- _Instructions for the task_: Write the data out again, exactly as given.

[Dataset records]
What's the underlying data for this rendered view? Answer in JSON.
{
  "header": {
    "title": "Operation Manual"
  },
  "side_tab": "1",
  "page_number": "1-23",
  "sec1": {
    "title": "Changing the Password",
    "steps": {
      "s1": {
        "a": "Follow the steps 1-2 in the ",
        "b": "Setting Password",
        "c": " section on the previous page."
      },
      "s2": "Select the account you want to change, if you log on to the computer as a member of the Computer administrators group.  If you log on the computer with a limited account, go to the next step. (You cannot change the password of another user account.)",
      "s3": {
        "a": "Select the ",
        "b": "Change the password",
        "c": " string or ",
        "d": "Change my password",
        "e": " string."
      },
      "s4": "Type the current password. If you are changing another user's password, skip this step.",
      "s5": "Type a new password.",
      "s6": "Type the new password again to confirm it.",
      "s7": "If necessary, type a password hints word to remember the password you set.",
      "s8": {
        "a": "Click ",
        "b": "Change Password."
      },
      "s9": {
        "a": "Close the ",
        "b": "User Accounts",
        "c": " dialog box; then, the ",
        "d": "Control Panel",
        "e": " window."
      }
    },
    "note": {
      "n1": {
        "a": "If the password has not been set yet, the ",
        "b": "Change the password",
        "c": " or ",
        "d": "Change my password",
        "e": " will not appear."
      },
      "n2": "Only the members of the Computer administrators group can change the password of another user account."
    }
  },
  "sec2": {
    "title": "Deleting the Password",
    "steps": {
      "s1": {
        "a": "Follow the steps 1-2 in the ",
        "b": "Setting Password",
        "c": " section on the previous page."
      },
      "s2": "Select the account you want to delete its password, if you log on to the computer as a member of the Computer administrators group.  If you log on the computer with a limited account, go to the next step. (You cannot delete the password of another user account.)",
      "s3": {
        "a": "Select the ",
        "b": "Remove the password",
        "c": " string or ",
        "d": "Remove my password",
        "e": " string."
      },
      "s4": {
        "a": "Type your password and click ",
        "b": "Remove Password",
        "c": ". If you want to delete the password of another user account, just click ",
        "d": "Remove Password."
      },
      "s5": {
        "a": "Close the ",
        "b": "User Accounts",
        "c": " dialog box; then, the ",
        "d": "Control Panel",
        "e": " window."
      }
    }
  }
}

- _Answer to this problem_:
What's the underlying data for this rendered view? Answer in JSON.
{
  "header": {
    "title": "Operation Manual"
  },
  "side_tab": "1",
  "page_number": "1-23",
  "sec1": {
    "title": "Changing the Password",
    "steps": {
      "s1": {
        "a": "Follow the steps 1-2 in the ",
        "b": "Setting Password",
        "c": " section on the previous page."
      },
      "s2": "Select the account you want to change, if you log on to the computer as a member of the Computer administrators group.  If you log on the computer with a limited account, go to the next step. (You cannot change the password of another user account.)",
      "s3": {
        "a": "Select the ",
        "b": "Change the password",
        "c": " string or ",
        "d": "Change my password",
        "e": " string."
      },
      "s4": "Type the current password. If you are changing another user's password, skip this step.",
      "s5": "Type a new password.",
      "s6": "Type the new password again to confirm it.",
      "s7": "If necessary, type a password hints word to remember the password you set.",
      "s8": {
        "a": "Click ",
        "b": "Change Password."
      },
      "s9": {
        "a": "Close the ",
        "b": "User Accounts",
        "c": " dialog box; then, the ",
        "d": "Control Panel",
        "e": " window."
      }
    },
    "note": {
      "n1": {
        "a": "If the password has not been set yet, the ",
        "b": "Change the password",
        "c": " or ",
        "d": "Change my password",
        "e": " will not appear."
      },
      "n2": "Only the members of the Computer administrators group can change the password of another user account."
    }
  },
  "sec2": {
    "title": "Deleting the Password",
    "steps": {
      "s1": {
        "a": "Follow the steps 1-2 in the ",
        "b": "Setting Password",
        "c": " section on the previous page."
      },
      "s2": "Select the account you want to delete its password, if you log on to the computer as a member of the Computer administrators group.  If you log on the computer with a limited account, go to the next step. (You cannot delete the password of another user account.)",
      "s3": {
        "a": "Select the ",
        "b": "Remove the password",
        "c": " string or ",
        "d": "Remove my password",
        "e": " string."
      },
      "s4": {
        "a": "Type your password and click ",
        "b": "Remove Password",
        "c": ". If you want to delete the password of another user account, just click ",
        "d": "Remove Password."
      },
      "s5": {
        "a": "Close the ",
        "b": "User Accounts",
        "c": " dialog box; then, the ",
        "d": "Control Panel",
        "e": " window."
      }
    }
  }
}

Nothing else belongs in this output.